[Part of a data file]
>>>>
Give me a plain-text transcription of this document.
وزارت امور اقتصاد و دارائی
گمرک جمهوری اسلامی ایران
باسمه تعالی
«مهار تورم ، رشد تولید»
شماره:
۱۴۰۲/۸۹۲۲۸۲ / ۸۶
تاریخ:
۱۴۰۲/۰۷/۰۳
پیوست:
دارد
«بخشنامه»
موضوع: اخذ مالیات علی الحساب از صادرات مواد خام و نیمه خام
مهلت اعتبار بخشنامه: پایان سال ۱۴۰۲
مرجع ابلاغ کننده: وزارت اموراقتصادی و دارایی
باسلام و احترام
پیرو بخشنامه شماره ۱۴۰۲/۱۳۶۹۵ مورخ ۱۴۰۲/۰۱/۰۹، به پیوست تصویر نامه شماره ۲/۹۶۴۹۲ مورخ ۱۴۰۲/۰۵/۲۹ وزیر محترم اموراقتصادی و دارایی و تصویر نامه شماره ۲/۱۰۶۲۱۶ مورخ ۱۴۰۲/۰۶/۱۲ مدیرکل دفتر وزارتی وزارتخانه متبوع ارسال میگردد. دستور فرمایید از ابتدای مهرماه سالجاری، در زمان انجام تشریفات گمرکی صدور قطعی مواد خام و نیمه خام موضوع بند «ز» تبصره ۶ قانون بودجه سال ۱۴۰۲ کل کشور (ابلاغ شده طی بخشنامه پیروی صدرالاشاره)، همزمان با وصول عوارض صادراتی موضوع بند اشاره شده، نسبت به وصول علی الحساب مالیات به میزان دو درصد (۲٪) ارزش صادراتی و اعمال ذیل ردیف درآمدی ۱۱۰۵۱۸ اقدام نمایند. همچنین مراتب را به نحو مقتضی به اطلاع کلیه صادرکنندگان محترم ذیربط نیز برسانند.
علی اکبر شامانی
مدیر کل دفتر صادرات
<<<<
**Work to complete**: Make a tally of the lines in this data that include the string "موضوع", and answer with that tally alone.

**Complete response**: 2